Records to process:
# # # #
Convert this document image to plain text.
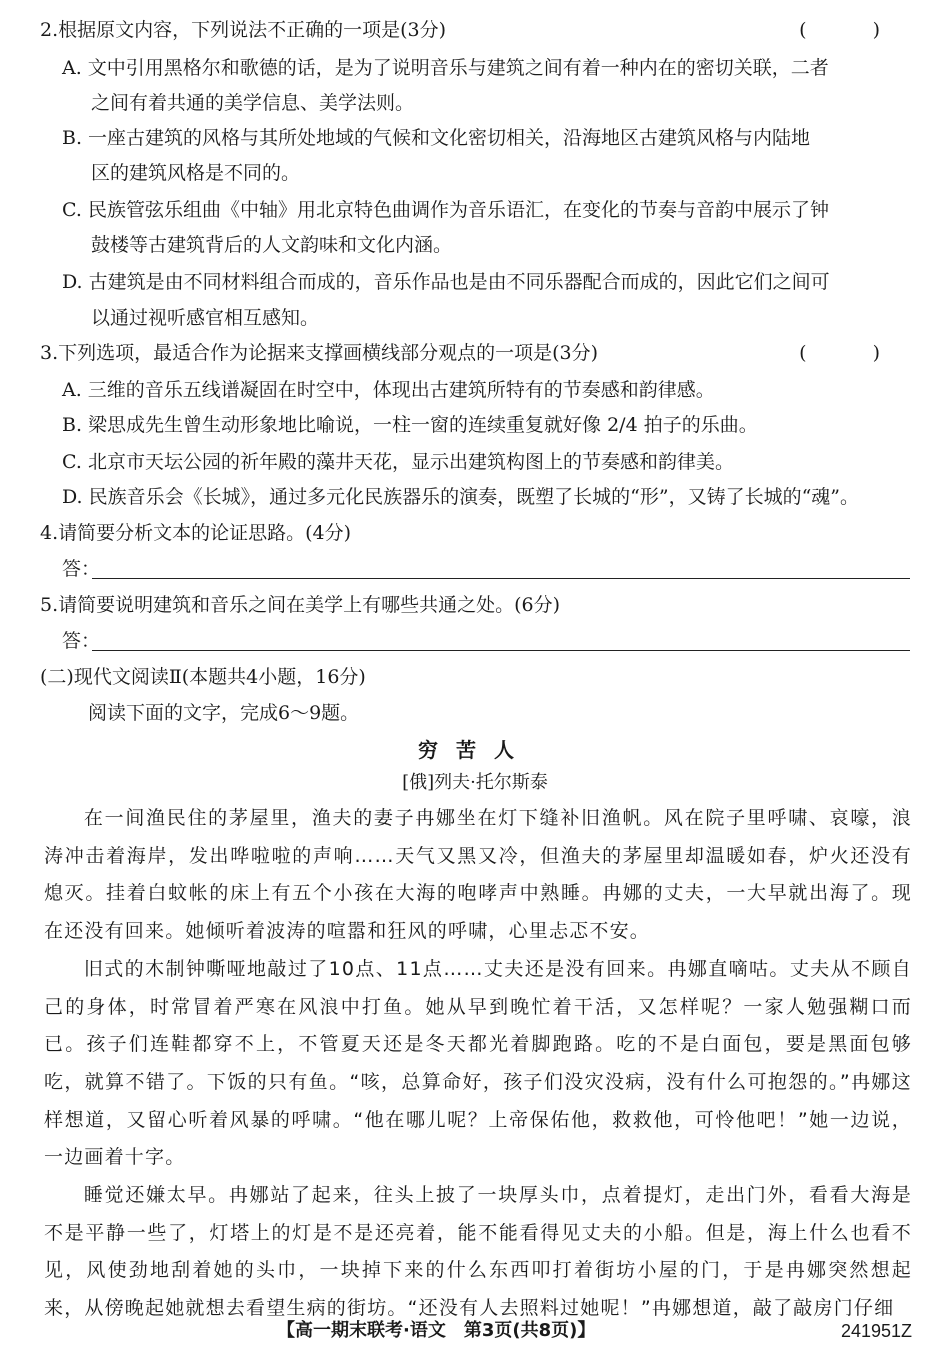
2.根据原文内容，下列说法不正确的一项是(3分)	( )
A. 文中引用黑格尔和歌德的话，是为了说明音乐与建筑之间有着一种内在的密切关联，二者
之间有着共通的美学信息、美学法则。
B. 一座古建筑的风格与其所处地域的气候和文化密切相关，沿海地区古建筑风格与内陆地
区的建筑风格是不同的。
C. 民族管弦乐组曲《中轴》用北京特色曲调作为音乐语汇，在变化的节奏与音韵中展示了钟
鼓楼等古建筑背后的人文韵味和文化内涵。
D. 古建筑是由不同材料组合而成的，音乐作品也是由不同乐器配合而成的，因此它们之间可
以通过视听感官相互感知。
3.下列选项，最适合作为论据来支撑画横线部分观点的一项是(3分)	( )
A. 三维的音乐五线谱凝固在时空中，体现出古建筑所特有的节奏感和韵律感。
B. 梁思成先生曾生动形象地比喻说，一柱一窗的连续重复就好像 2/4 拍子的乐曲。
C. 北京市天坛公园的祈年殿的藻井天花，显示出建筑构图上的节奏感和韵律美。
D. 民族音乐会《长城》，通过多元化民族器乐的演奏，既塑了长城的“形”，又铸了长城的“魂”。
4.请简要分析文本的论证思路。(4分)
答：
5.请简要说明建筑和音乐之间在美学上有哪些共通之处。(6分)
答：
(二)现代文阅读Ⅱ(本题共4小题，16分)
阅读下面的文字，完成6～9题。
穷苦人
[俄]列夫·托尔斯泰

在一间渔民住的茅屋里，渔夫的妻子冉娜坐在灯下缝补旧渔帆。风在院子里呼啸、哀嚎，浪涛冲击着海岸，发出哗啦啦的声响……天气又黑又冷，但渔夫的茅屋里却温暖如春，炉火还没有熄灭。挂着白蚊帐的床上有五个小孩在大海的咆哮声中熟睡。冉娜的丈夫，一大早就出海了。现在还没有回来。她倾听着波涛的喧嚣和狂风的呼啸，心里忐忑不安。

旧式的木制钟嘶哑地敲过了10点、11点……丈夫还是没有回来。冉娜直嘀咕。丈夫从不顾自己的身体，时常冒着严寒在风浪中打鱼。她从早到晚忙着干活，又怎样呢？一家人勉强糊口而已。孩子们连鞋都穿不上，不管夏天还是冬天都光着脚跑路。吃的不是白面包，要是黑面包够吃，就算不错了。下饭的只有鱼。“咳，总算命好，孩子们没灾没病，没有什么可抱怨的。”冉娜这样想道，又留心听着风暴的呼啸。“他在哪儿呢？上帝保佑他，救救他，可怜他吧！”她一边说，一边画着十字。

睡觉还嫌太早。冉娜站了起来，往头上披了一块厚头巾，点着提灯，走出门外，看看大海是不是平静一些了，灯塔上的灯是不是还亮着，能不能看得见丈夫的小船。但是，海上什么也看不见，风使劲地刮着她的头巾，一块掉下来的什么东西叩打着街坊小屋的门，于是冉娜突然想起来，从傍晚起她就想去看望生病的街坊。“还没有人去照料过她呢！”冉娜想道，敲了敲房门仔细

【高一期末联考·语文　第3页(共8页)】	241951Z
# # # #
Your objective: Give the entries again word for word, but skip the pictures.

Solution for this task:
Convert this document image to plain text.
2.根据原文内容，下列说法不正确的一项是(3分)	( )
A. 文中引用黑格尔和歌德的话，是为了说明音乐与建筑之间有着一种内在的密切关联，二者
之间有着共通的美学信息、美学法则。
B. 一座古建筑的风格与其所处地域的气候和文化密切相关，沿海地区古建筑风格与内陆地
区的建筑风格是不同的。
C. 民族管弦乐组曲《中轴》用北京特色曲调作为音乐语汇，在变化的节奏与音韵中展示了钟
鼓楼等古建筑背后的人文韵味和文化内涵。
D. 古建筑是由不同材料组合而成的，音乐作品也是由不同乐器配合而成的，因此它们之间可
以通过视听感官相互感知。
3.下列选项，最适合作为论据来支撑画横线部分观点的一项是(3分)	( )
A. 三维的音乐五线谱凝固在时空中，体现出古建筑所特有的节奏感和韵律感。
B. 梁思成先生曾生动形象地比喻说，一柱一窗的连续重复就好像 2/4 拍子的乐曲。
C. 北京市天坛公园的祈年殿的藻井天花，显示出建筑构图上的节奏感和韵律美。
D. 民族音乐会《长城》，通过多元化民族器乐的演奏，既塑了长城的“形”，又铸了长城的“魂”。
4.请简要分析文本的论证思路。(4分)
答：
5.请简要说明建筑和音乐之间在美学上有哪些共通之处。(6分)
答：
(二)现代文阅读Ⅱ(本题共4小题，16分)
阅读下面的文字，完成6～9题。
穷苦人
[俄]列夫·托尔斯泰

在一间渔民住的茅屋里，渔夫的妻子冉娜坐在灯下缝补旧渔帆。风在院子里呼啸、哀嚎，浪涛冲击着海岸，发出哗啦啦的声响……天气又黑又冷，但渔夫的茅屋里却温暖如春，炉火还没有熄灭。挂着白蚊帐的床上有五个小孩在大海的咆哮声中熟睡。冉娜的丈夫，一大早就出海了。现在还没有回来。她倾听着波涛的喧嚣和狂风的呼啸，心里忐忑不安。

旧式的木制钟嘶哑地敲过了10点、11点……丈夫还是没有回来。冉娜直嘀咕。丈夫从不顾自己的身体，时常冒着严寒在风浪中打鱼。她从早到晚忙着干活，又怎样呢？一家人勉强糊口而已。孩子们连鞋都穿不上，不管夏天还是冬天都光着脚跑路。吃的不是白面包，要是黑面包够吃，就算不错了。下饭的只有鱼。“咳，总算命好，孩子们没灾没病，没有什么可抱怨的。”冉娜这样想道，又留心听着风暴的呼啸。“他在哪儿呢？上帝保佑他，救救他，可怜他吧！”她一边说，一边画着十字。

睡觉还嫌太早。冉娜站了起来，往头上披了一块厚头巾，点着提灯，走出门外，看看大海是不是平静一些了，灯塔上的灯是不是还亮着，能不能看得见丈夫的小船。但是，海上什么也看不见，风使劲地刮着她的头巾，一块掉下来的什么东西叩打着街坊小屋的门，于是冉娜突然想起来，从傍晚起她就想去看望生病的街坊。“还没有人去照料过她呢！”冉娜想道，敲了敲房门仔细

【高一期末联考·语文　第3页(共8页)】	241951Z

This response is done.